=== Exercise material ===

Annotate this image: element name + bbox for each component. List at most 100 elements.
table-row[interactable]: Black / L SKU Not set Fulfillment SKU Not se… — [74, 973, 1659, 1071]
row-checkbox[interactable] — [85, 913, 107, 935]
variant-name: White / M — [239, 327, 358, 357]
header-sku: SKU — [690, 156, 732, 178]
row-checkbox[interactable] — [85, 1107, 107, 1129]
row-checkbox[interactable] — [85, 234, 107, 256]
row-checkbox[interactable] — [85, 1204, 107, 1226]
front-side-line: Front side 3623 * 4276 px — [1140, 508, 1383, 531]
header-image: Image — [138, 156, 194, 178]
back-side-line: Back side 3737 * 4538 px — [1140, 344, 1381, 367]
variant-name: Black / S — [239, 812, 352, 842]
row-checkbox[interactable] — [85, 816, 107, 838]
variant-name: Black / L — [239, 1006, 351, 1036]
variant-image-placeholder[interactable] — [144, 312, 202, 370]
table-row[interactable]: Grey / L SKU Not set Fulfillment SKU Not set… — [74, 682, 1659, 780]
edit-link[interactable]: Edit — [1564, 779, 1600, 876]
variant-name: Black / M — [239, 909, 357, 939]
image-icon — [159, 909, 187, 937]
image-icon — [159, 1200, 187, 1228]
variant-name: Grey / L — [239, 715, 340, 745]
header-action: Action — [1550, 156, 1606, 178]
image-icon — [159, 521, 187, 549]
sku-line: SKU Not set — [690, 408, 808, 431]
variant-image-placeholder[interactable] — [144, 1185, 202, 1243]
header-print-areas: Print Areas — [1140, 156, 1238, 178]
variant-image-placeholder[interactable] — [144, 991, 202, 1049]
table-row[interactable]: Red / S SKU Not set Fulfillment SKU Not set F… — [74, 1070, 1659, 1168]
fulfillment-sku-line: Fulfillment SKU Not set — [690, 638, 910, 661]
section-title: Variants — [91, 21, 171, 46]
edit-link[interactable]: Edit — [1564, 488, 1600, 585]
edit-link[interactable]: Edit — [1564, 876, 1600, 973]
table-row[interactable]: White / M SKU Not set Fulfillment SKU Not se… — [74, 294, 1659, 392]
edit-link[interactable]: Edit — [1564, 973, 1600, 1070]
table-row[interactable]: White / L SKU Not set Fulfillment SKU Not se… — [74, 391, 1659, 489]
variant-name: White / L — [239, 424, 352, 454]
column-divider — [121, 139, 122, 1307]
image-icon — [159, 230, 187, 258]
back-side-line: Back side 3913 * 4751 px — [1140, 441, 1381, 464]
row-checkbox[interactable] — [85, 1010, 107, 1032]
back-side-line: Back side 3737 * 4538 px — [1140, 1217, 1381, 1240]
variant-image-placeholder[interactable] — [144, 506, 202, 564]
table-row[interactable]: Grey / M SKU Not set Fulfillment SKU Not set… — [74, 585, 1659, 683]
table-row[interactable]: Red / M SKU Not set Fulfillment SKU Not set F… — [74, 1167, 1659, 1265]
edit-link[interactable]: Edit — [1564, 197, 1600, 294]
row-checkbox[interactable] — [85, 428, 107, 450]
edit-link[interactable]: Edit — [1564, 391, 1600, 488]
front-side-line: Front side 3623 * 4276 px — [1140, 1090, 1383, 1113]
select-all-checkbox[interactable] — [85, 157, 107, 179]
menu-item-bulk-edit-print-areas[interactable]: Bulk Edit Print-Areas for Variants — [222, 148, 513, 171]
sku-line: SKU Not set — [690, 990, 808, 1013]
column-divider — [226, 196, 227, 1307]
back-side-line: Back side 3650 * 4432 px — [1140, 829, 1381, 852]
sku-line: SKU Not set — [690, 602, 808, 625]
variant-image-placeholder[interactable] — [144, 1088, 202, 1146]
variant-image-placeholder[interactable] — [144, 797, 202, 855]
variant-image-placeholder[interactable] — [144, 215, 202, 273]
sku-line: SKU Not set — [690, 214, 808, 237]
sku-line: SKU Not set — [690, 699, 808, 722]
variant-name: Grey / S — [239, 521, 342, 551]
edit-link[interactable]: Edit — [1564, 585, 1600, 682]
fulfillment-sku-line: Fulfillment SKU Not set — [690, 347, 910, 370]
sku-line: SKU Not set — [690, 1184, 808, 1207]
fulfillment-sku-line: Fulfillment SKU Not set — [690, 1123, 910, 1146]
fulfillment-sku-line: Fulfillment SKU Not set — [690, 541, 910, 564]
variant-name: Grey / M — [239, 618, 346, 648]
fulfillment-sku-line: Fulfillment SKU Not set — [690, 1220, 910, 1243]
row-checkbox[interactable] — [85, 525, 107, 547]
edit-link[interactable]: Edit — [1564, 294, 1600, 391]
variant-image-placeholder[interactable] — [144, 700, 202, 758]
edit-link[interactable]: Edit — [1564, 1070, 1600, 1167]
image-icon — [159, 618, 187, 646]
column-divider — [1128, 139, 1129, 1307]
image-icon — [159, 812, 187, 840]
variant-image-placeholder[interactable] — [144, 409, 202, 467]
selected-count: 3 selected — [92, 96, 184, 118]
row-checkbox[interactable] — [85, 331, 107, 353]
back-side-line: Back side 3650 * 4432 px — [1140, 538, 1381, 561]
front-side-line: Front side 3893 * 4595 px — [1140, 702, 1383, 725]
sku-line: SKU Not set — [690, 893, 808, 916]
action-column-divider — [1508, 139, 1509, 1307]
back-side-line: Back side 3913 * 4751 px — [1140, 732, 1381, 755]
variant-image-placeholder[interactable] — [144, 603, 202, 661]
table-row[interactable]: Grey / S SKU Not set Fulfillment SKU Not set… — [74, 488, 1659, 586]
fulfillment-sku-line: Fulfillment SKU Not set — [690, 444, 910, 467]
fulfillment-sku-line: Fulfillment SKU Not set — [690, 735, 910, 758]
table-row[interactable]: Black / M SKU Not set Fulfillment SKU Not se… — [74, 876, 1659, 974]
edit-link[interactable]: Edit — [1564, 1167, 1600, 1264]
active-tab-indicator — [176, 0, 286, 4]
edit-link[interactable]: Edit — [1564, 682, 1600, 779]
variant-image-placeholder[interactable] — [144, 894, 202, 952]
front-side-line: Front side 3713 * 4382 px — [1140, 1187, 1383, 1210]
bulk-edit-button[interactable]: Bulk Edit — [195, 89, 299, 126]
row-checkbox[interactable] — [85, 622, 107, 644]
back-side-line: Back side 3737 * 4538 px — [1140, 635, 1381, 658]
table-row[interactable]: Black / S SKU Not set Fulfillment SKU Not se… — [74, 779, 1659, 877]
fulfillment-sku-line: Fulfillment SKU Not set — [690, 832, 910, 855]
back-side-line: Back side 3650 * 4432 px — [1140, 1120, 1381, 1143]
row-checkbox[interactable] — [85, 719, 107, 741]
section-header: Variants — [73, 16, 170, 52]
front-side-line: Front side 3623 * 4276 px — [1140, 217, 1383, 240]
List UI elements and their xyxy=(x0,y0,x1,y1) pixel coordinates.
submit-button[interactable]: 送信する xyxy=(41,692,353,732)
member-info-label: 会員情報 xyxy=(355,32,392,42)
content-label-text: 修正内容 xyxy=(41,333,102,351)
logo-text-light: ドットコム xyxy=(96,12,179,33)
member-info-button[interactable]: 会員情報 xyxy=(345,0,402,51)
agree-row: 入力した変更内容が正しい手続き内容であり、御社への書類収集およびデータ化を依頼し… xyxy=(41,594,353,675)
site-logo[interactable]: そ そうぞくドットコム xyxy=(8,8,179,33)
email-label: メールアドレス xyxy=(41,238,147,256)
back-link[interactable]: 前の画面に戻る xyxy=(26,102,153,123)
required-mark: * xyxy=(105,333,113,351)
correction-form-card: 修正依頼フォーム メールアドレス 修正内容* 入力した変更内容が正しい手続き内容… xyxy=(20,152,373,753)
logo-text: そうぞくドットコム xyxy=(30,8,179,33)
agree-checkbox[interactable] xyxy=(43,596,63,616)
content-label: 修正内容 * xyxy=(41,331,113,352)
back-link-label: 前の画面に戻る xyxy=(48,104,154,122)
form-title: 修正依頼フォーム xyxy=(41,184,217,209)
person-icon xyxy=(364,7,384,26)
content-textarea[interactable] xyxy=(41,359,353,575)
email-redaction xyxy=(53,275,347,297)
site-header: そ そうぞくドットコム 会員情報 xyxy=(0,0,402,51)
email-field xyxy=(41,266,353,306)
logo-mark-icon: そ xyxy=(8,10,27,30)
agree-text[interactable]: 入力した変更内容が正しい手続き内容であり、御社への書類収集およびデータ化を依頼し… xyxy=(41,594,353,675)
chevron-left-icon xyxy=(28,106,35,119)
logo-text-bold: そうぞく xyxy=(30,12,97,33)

===

● **Problem description**
Please convert the records, from the first line through the line containing "image-icon — [159, 230, 187, 258]", into a Markdown table with the columns Row and Line, giving each line its row number and skipping any blank lines.

● **Solved exercise**
| Row | Line |
|---|---|
| 1 | Annotate this image: element name + bbox for each component. List at most 100 elements. |
| 2 | table-row[interactable]: Black / L SKU Not set Fulfillment SKU Not se… — [74, 973, 1659, 1071] |
| 3 | row-checkbox[interactable] — [85, 913, 107, 935] |
| 4 | variant-name: White / M — [239, 327, 358, 357] |
| 5 | header-sku: SKU — [690, 156, 732, 178] |
| 6 | row-checkbox[interactable] — [85, 1107, 107, 1129] |
| 7 | row-checkbox[interactable] — [85, 234, 107, 256] |
| 8 | row-checkbox[interactable] — [85, 1204, 107, 1226] |
| 9 | front-side-line: Front side 3623 * 4276 px — [1140, 508, 1383, 531] |
| 10 | header-image: Image — [138, 156, 194, 178] |
| 11 | back-side-line: Back side 3737 * 4538 px — [1140, 344, 1381, 367] |
| 12 | variant-name: Black / S — [239, 812, 352, 842] |
| 13 | row-checkbox[interactable] — [85, 816, 107, 838] |
| 14 | variant-name: Black / L — [239, 1006, 351, 1036] |
| 15 | variant-image-placeholder[interactable] — [144, 312, 202, 370] |
| 16 | table-row[interactable]: Grey / L SKU Not set Fulfillment SKU Not set… — [74, 682, 1659, 780] |
| 17 | edit-link[interactable]: Edit — [1564, 779, 1600, 876] |
| 18 | variant-name: Black / M — [239, 909, 357, 939] |
| 19 | image-icon — [159, 909, 187, 937] |
| 20 | image-icon — [159, 1200, 187, 1228] |
| 21 | variant-name: Grey / L — [239, 715, 340, 745] |
| 22 | header-action: Action — [1550, 156, 1606, 178] |
| 23 | image-icon — [159, 521, 187, 549] |
| 24 | sku-line: SKU Not set — [690, 408, 808, 431] |
| 25 | variant-image-placeholder[interactable] — [144, 1185, 202, 1243] |
| 26 | header-print-areas: Print Areas — [1140, 156, 1238, 178] |
| 27 | variant-image-placeholder[interactable] — [144, 991, 202, 1049] |
| 28 | table-row[interactable]: Red / S SKU Not set Fulfillment SKU Not set F… — [74, 1070, 1659, 1168] |
| 29 | fulfillment-sku-line: Fulfillment SKU Not set — [690, 638, 910, 661] |
| 30 | section-title: Variants — [91, 21, 171, 46] |
| 31 | edit-link[interactable]: Edit — [1564, 488, 1600, 585] |
| 32 | edit-link[interactable]: Edit — [1564, 876, 1600, 973] |
| 33 | table-row[interactable]: White / M SKU Not set Fulfillment SKU Not se… — [74, 294, 1659, 392] |
| 34 | edit-link[interactable]: Edit — [1564, 973, 1600, 1070] |
| 35 | table-row[interactable]: White / L SKU Not set Fulfillment SKU Not se… — [74, 391, 1659, 489] |
| 36 | variant-name: White / L — [239, 424, 352, 454] |
| 37 | column-divider — [121, 139, 122, 1307] |
| 38 | image-icon — [159, 230, 187, 258] |